Parts of the exercise:
- A) Reproduce the part of the foreclosure appeal summary that opens with the words containing "In so ruling, the" and closes with "final and appealable.".
- B) Which court cases are cited by name in the foreclosure appeal summary? List each one once.
- C) Answer these questions from the foreclosure appeal summary:
(i) On what date was Borrowers' post-judgment motion to vacate denied?
(ii) Under which section of the Illinois Code of Civil Procedure did the July 17, 2019 motion to vacate fall?
(iii) On what date was the request for stay of enforcement granted?

** START Document segment **

The Appellate Court first considered its jurisdiction over each of the appeals. The first appeal was filed by Borrowers on October 11, 2019, from the judgment of foreclosure, order confirming sale, and order denying the motion to vacate. The Court found it had jurisdiction over this appeal under Illinois Supreme Court Rules 301 and 303(a) because the order approving sale constituted a final order that became appealable upon denial of Borrowers' timely post-judgment motion to vacate on September 13, 2019.

 

In so ruling, the Appellate Court held that the trial court's June 18, 2019 order approving the judicial sale was a final appealable order. EMC Mortgage Corp. v. Kemp, 2012 IL 113419, ¶ 11. Borrowers' July 17, 2019 motion to vacate the order approving sale was a post-judgment motion under section 2-1203(a) of the Illinois Code of Civil Procedure which tolled the time for filing a notice of appeal from the June 18, 2019 final order. See Ill. S. Ct. R. 303(a). Borrowers' post-judgment motion to vacate was denied on September 13, 2019, and possession temporarily stayed through October 13, 2019. Thus, the Court held the court's September 13 denial of the only timely post-judgment motion directed at the judgment made the June 18, 2019 order approving sale, final and appealable.

 

Borrowers filed their notice of appeal on October 10, 2019, within 30 days of the trial court's denial of the motion to vacate, and on October 11, 2019, filed a motion to reconsider the September 13 denial of the motion to vacate. The Court found the trial court lacked jurisdiction over Borrowers' motion to reconsider for two reasons: (1) the October 2019 notice of appeal divested the court of jurisdiction to modify the judgment (General Motors Corp. v. Pappas, 242 Ill. 2d.163, 174 (2011)); and (2) the October 11 motion to reconsider was a successive post-judgment motion which is not permitted by the Illinois Supreme Court's rules (Ill. S. Ct. R. 274 (eff. July 1, 2019).

 

However, the Appellate Court found that the October 10, 2019 notice of appeal did not divest the court of jurisdiction over matters "collateral to or incidental to the judgment." Pappas, 242 Ill.2d at 174. The Illinois Supreme Court previously held that a motion to stay enforcement of a judgment is "collateral to the judgment" and that it "does not affect or alter the issues on appeal, Id. citing Steinbrecher v. Steinbrecher, 197 Ill.2d 514, 526 (2001).  Thus, the Appellate Court held that the October 2019 notice of appeal did not deprive the trial court of jurisdiction to consider the request for stay of enforcement, which was granted on January 8, 2020.

** END Document segment **
** START Data entries **

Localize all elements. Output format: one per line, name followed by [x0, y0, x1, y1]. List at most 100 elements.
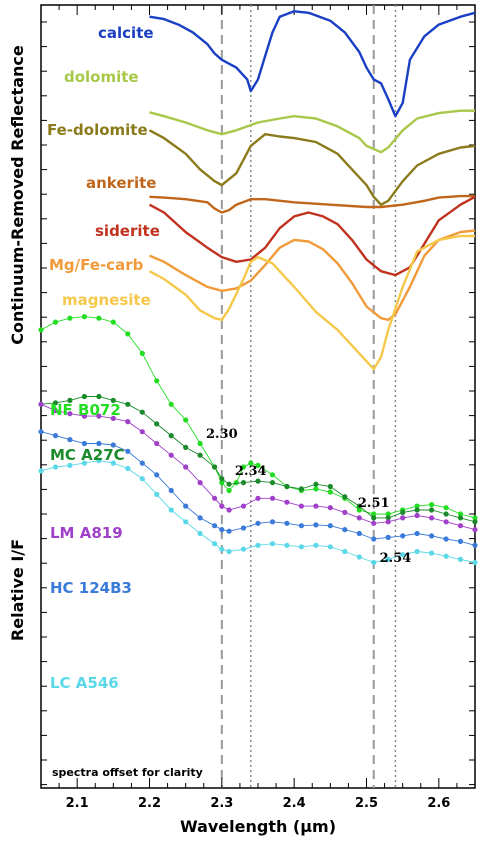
data-point — [81, 440, 87, 447]
data-point — [197, 480, 203, 486]
data-point — [255, 478, 261, 484]
data-point — [125, 419, 131, 425]
data-point — [240, 464, 247, 470]
data-point — [457, 515, 464, 521]
data-point — [183, 503, 189, 509]
data-point — [414, 507, 420, 513]
data-point — [38, 468, 44, 474]
data-point — [219, 546, 225, 552]
x-axis-title: Wavelength (µm) — [180, 817, 336, 836]
series-label-lm-a819: LM A819 — [50, 524, 123, 542]
data-point — [371, 520, 377, 526]
data-point — [414, 512, 420, 519]
data-point — [38, 327, 44, 333]
x-tick-label: 2.3 — [210, 796, 233, 811]
data-point — [125, 401, 131, 407]
data-point — [226, 548, 232, 555]
data-point — [125, 448, 131, 454]
data-point — [385, 511, 391, 517]
series-label-lc-a546: LC A546 — [50, 674, 119, 692]
data-point — [96, 393, 102, 400]
data-point — [284, 483, 290, 490]
data-point — [81, 314, 87, 320]
data-point — [457, 538, 464, 545]
data-point — [154, 472, 160, 478]
reference-label-2-54: 2.54 — [380, 551, 412, 566]
data-point — [255, 462, 261, 468]
data-point — [52, 408, 59, 414]
data-point — [110, 442, 116, 448]
data-point — [168, 487, 174, 494]
data-point — [284, 542, 290, 548]
reference-lines — [220, 5, 397, 788]
data-point — [342, 509, 348, 515]
data-point — [298, 544, 304, 550]
x-tick-label: 2.2 — [138, 796, 161, 811]
data-point — [327, 505, 333, 511]
data-point — [429, 533, 435, 539]
data-point — [110, 460, 116, 466]
data-point — [139, 476, 145, 482]
data-point — [52, 400, 59, 406]
data-point — [269, 472, 276, 478]
series-label-hc-124b3: HC 124B3 — [50, 579, 132, 597]
data-point — [371, 559, 377, 566]
data-point — [212, 495, 218, 501]
data-point — [154, 440, 160, 447]
data-point — [356, 507, 362, 513]
data-point — [429, 515, 435, 521]
data-point — [226, 528, 232, 534]
data-point — [219, 527, 225, 533]
data-point — [356, 554, 362, 560]
data-point — [298, 523, 304, 529]
data-point — [400, 515, 406, 521]
data-point — [429, 502, 435, 508]
data-point — [52, 319, 59, 325]
y-axis-title-bottom: Relative I/F — [8, 539, 27, 641]
data-point — [429, 550, 435, 556]
data-point — [154, 491, 160, 497]
data-point — [81, 393, 87, 400]
data-point — [429, 507, 435, 513]
data-point — [240, 503, 247, 509]
series-line-dolomite — [149, 109, 475, 154]
data-point — [67, 462, 73, 468]
data-point — [168, 507, 174, 513]
data-point — [67, 437, 73, 443]
x-tick-label: 2.5 — [355, 796, 378, 811]
data-point — [385, 534, 391, 541]
y-ticks — [41, 21, 475, 786]
data-point — [327, 489, 333, 495]
data-point — [371, 511, 377, 517]
data-point — [67, 411, 73, 417]
data-point — [197, 530, 203, 537]
x-tick-label: 2.1 — [66, 796, 89, 811]
data-point — [356, 515, 362, 521]
data-point — [125, 465, 131, 472]
data-point — [183, 444, 189, 450]
series-line-mg-fe-carb — [149, 229, 476, 321]
series-line-fe-dolomite — [148, 129, 476, 206]
data-point — [197, 440, 203, 447]
series-line-siderite — [148, 195, 476, 277]
data-point — [110, 397, 116, 403]
data-point — [96, 458, 102, 464]
series-label-calcite: calcite — [98, 24, 154, 42]
data-point — [443, 511, 449, 517]
data-point — [313, 481, 319, 487]
data-point — [457, 523, 464, 529]
data-point — [472, 527, 478, 533]
data-point — [472, 542, 478, 548]
data-point — [443, 519, 449, 525]
series-line-magnesite — [148, 234, 475, 371]
data-point — [371, 515, 377, 521]
data-point — [96, 440, 102, 447]
data-point — [472, 559, 478, 566]
series-labels: calcite dolomite Fe-dolomite ankerite sideri… — [47, 24, 411, 692]
series-label-dolomite: dolomite — [64, 68, 139, 86]
data-point — [327, 483, 333, 490]
series-line-ankerite — [149, 194, 475, 214]
data-point — [168, 452, 174, 458]
data-point — [443, 553, 449, 559]
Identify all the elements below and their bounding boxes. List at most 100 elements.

** END Data entries **

Per-task answers:
- A)
In so ruling, the Appellate Court held that the trial court's June 18, 2019 order approving the judicial sale was a final appealable order. EMC Mortgage Corp. v. Kemp, 2012 IL 113419, ¶ 11. Borrowers' July 17, 2019 motion to vacate the order approving sale was a post-judgment motion under section 2-1203(a) of the Illinois Code of Civil Procedure which tolled the time for filing a notice of appeal from the June 18, 2019 final order. See Ill. S. Ct. R. 303(a). Borrowers' post-judgment motion to vacate was denied on September 13, 2019, and possession temporarily stayed through October 13, 2019. Thus, the Court held the court's September 13 denial of the only timely post-judgment motion directed at the judgment made the June 18, 2019 order approving sale, final and appealable.

- B)
EMC Mortgage Corp. v. Kemp, 2012 IL 113419
General Motors Corp. v. Pappas, 242 Ill. 2d 163 (2011)
Steinbrecher v. Steinbrecher, 197 Ill.2d 514 (2001)

- C)
(i) September 13, 2019
(ii) Section 2-1203(a)
(iii) January 8, 2020